__Texto para analizar__
------------------------------------------------

Amihai Glazer, autor de uno de los mejores manuales de microeconomía y teoría de precios, proporciona otro argumento en favor del control de precios en mercados sanitarios que mezcla efectos redistributivos y de eficiencia. La idea central es que, correlacionado con la renta, está el tipo de ocupación. Por ello, con precios altos, los denominados white collar —trabajadores de oficina, de mayor renta y con más posibilidades de teletrabajar— acapararían las mascarillas y los test, frente a los trabajadores de la construcción o de las fábricas (blue collar) que tienen más riesgo por no poder teletrabajar y por depender en numerosas ocasiones del transporte público. Por ello, incluso con riesgo de desabastecimiento y racionamiento, puede ser preferible un precio máximo. 

Pero seguramente el argumento más poderoso es que el mercado de distribución farmacéutica no se corresponde con un mercado perfectamente competitivo. Las farmacias y los distribuidores farmacéuticos tienen poder de mercado y su comportamiento no casa bien con la pasiva y dócil oferta de los mercados competitivos. Cuando existe poder de mercado, un precio máximo puede aumentar la demanda y mejorar el bienestar porque, en este caso, la ineficiencia proviene de que transacciones eficientes no se realizan puesto que las empresas prefieren mantener precios altos antes que aumentar las ventas.

------------------------------------------------

__Extracto de datos__
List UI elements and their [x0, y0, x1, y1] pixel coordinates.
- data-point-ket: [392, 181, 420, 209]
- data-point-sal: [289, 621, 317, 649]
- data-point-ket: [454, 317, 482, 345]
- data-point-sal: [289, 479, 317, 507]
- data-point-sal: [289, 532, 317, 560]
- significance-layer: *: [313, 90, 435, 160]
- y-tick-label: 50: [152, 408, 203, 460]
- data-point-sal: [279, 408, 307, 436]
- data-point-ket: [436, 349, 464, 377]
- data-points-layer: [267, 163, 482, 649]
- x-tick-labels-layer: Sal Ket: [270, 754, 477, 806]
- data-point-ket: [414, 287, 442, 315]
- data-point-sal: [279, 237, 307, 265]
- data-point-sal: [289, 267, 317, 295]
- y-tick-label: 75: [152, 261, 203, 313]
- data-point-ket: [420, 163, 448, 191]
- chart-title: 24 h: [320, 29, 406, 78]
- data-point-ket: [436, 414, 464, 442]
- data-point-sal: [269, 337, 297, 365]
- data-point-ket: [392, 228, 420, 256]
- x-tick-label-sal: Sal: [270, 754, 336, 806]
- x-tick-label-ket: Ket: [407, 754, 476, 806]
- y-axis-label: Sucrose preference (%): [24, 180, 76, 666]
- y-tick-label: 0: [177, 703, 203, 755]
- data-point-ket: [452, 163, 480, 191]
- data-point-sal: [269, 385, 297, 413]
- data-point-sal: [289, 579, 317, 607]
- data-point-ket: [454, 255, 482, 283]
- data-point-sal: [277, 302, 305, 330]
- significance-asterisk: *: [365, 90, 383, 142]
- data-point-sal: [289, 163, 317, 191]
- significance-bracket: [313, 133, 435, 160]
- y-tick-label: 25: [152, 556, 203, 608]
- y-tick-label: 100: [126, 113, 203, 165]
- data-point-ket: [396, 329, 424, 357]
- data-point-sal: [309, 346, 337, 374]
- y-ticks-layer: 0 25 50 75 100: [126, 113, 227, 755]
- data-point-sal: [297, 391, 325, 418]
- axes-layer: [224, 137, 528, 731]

------------------------------------------------

__Lo que se pide__
Según el texto para analizar, ¿qué tienen las farmacias y los distribuidores farmacéuticos que hace que su mercado no se corresponda con uno perfectamente competitivo?

__Casilla de respuesta__
Tienen poder de mercado.